Stored entries
────────────────
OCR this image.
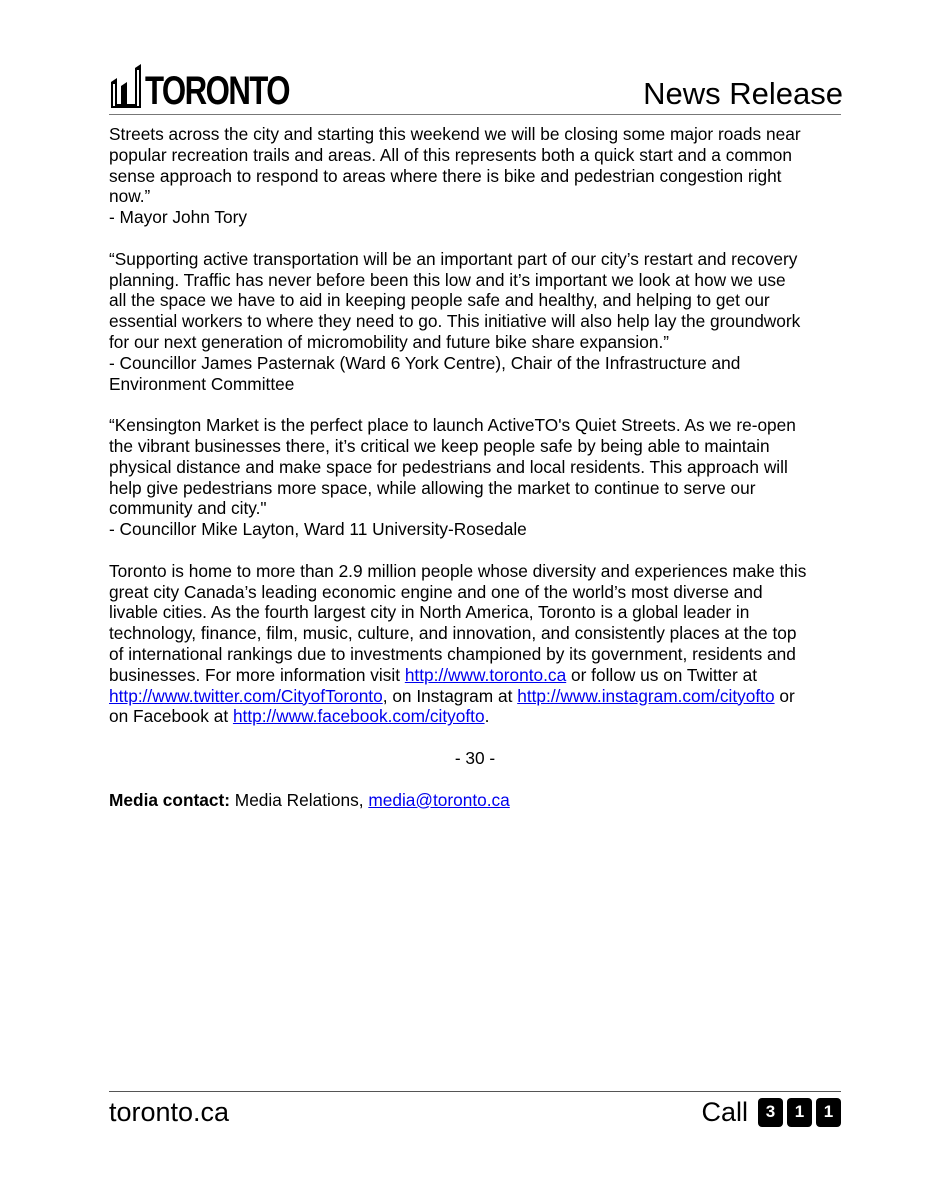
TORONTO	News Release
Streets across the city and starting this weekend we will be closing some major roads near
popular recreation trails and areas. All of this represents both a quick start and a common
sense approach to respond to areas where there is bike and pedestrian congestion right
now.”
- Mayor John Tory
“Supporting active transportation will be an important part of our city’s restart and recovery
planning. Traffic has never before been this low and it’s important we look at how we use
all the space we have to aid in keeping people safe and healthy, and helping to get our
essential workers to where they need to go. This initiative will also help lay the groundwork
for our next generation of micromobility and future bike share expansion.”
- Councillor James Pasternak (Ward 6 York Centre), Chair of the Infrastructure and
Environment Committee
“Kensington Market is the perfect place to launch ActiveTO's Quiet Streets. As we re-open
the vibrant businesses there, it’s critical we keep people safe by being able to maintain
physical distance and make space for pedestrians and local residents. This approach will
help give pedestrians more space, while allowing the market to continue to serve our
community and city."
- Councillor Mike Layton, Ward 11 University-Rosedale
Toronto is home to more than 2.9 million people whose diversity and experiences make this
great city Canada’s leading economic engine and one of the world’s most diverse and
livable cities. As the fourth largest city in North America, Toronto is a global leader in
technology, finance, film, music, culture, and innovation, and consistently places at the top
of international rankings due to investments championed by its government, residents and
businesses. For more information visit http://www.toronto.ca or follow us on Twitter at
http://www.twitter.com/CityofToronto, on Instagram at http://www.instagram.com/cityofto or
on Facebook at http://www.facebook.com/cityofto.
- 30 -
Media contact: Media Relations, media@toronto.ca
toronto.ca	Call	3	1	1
────────────────
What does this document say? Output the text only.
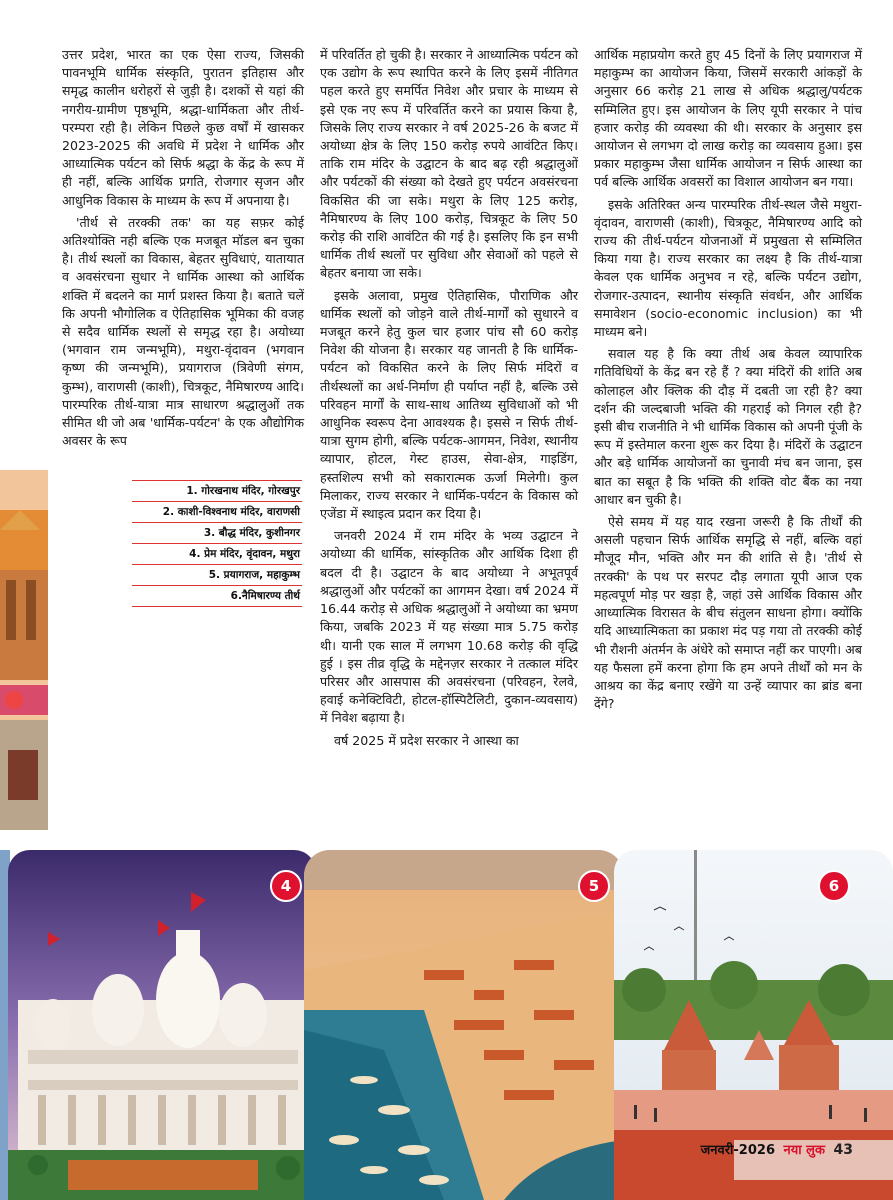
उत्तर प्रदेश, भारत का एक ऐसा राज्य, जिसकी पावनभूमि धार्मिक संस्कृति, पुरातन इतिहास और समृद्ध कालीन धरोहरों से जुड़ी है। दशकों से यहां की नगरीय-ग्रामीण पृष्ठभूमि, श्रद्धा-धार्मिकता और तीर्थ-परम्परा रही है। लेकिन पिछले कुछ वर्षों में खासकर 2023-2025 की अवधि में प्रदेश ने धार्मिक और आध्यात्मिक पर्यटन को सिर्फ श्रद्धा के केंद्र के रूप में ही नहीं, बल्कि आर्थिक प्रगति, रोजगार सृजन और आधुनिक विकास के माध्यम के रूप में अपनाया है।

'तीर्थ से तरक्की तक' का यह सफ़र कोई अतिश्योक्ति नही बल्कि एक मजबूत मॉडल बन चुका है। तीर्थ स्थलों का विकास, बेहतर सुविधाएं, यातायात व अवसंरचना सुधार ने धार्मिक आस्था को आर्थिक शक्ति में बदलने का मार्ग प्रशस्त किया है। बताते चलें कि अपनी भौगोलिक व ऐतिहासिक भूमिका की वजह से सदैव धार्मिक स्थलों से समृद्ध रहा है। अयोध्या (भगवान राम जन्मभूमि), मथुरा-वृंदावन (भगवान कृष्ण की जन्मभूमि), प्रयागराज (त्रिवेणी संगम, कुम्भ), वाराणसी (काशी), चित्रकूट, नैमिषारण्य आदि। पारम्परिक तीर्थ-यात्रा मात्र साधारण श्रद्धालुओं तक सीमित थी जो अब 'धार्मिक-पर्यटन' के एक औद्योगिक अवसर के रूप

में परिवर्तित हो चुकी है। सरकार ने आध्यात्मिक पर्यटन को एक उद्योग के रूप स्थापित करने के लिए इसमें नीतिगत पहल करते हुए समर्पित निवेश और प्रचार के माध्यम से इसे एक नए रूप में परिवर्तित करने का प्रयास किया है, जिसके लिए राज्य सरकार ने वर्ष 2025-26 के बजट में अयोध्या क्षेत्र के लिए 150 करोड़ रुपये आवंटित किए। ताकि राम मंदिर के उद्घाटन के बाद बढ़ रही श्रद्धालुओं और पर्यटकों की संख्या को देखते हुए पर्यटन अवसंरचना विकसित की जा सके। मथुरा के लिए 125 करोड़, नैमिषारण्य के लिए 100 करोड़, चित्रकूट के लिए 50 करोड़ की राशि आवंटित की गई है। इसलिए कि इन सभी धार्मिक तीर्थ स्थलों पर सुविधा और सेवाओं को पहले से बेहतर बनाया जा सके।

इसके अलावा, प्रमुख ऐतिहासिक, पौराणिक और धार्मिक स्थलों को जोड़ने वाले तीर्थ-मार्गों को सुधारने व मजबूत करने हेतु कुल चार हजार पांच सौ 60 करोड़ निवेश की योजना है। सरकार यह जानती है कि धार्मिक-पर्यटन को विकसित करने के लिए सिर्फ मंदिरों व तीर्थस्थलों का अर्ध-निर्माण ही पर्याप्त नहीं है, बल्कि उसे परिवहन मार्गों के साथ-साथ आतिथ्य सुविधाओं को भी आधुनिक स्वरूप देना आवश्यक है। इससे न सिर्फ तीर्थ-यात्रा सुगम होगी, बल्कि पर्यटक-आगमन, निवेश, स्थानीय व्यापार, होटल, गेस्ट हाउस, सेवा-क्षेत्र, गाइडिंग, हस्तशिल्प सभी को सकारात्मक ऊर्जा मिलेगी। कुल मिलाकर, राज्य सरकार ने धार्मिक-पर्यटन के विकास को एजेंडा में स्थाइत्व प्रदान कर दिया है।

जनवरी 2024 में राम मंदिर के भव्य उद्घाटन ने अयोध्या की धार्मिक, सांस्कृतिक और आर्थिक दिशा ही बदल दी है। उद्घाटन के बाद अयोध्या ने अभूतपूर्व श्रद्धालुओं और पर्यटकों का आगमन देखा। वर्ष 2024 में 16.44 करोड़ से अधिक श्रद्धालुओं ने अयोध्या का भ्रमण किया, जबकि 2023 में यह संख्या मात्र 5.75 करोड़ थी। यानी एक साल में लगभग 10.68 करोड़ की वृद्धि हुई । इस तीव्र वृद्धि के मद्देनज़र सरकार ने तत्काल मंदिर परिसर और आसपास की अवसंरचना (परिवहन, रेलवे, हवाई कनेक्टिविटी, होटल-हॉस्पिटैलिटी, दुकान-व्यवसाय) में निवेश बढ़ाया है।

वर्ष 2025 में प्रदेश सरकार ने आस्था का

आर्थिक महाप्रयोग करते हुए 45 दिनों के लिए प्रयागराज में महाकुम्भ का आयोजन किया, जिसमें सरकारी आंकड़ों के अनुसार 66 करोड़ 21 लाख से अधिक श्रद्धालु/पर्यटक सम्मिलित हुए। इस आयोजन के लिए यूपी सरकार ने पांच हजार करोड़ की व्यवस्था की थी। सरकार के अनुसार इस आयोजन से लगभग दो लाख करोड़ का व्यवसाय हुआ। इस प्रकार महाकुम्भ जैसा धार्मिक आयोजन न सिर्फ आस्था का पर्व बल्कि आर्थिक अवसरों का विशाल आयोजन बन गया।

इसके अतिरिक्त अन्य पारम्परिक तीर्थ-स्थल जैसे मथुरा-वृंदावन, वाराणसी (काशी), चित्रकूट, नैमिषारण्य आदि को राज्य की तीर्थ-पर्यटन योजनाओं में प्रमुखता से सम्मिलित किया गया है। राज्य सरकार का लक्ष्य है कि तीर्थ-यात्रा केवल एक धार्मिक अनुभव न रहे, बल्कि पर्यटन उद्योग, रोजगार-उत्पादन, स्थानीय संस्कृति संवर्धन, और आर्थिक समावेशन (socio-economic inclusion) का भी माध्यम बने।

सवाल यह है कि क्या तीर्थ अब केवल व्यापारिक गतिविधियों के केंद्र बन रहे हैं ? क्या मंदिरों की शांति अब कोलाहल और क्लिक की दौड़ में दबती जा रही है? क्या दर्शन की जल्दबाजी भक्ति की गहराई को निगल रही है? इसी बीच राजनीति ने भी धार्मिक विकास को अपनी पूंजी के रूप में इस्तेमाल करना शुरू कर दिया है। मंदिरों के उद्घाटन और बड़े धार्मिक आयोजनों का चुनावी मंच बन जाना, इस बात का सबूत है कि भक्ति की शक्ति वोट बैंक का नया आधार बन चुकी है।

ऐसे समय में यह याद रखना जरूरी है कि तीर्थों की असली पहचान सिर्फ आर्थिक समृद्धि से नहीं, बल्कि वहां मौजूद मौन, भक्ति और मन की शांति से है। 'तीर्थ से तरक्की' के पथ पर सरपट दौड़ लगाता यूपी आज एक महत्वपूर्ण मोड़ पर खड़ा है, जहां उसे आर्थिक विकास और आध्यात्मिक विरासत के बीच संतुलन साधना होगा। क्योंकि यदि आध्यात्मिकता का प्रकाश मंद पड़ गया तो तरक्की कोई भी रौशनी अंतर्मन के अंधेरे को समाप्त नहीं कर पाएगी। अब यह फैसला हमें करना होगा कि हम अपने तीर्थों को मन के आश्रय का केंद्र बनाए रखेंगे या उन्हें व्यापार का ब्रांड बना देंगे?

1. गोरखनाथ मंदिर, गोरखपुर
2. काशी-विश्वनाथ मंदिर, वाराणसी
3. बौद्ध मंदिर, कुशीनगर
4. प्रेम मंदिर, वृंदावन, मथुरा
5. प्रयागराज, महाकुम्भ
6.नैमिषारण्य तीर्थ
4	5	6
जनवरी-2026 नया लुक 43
────────────────
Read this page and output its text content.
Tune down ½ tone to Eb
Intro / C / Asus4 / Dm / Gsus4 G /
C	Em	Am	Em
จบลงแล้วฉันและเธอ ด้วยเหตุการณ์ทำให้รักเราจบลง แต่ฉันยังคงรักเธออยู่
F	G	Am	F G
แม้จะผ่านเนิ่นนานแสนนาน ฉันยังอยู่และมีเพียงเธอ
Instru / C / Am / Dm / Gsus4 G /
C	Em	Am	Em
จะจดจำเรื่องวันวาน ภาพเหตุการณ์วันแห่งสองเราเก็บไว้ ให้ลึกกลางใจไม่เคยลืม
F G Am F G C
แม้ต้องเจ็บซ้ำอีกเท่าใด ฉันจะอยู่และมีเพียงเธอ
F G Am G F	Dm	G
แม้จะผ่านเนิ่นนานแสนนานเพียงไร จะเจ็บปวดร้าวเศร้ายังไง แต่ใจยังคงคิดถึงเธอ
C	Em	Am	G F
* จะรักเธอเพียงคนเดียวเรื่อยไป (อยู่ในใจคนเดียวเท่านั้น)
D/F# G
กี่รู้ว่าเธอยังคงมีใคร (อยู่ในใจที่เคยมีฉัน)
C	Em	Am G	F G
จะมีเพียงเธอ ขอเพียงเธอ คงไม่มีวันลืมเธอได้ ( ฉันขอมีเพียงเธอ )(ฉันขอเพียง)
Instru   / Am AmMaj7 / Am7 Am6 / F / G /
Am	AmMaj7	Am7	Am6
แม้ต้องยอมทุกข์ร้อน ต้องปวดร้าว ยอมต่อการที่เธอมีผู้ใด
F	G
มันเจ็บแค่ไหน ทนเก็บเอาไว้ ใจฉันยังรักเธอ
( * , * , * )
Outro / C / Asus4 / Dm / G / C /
────────────────
_What is required_: Copy out all lines from the material above that contain the string "people".

_Correct result_:
all the space we have to aid in keeping people safe and healthy, and helping to get our
the vibrant businesses there, it’s critical we keep people safe by being able to maintain
Toronto is home to more than 2.9 million people whose diversity and experiences make this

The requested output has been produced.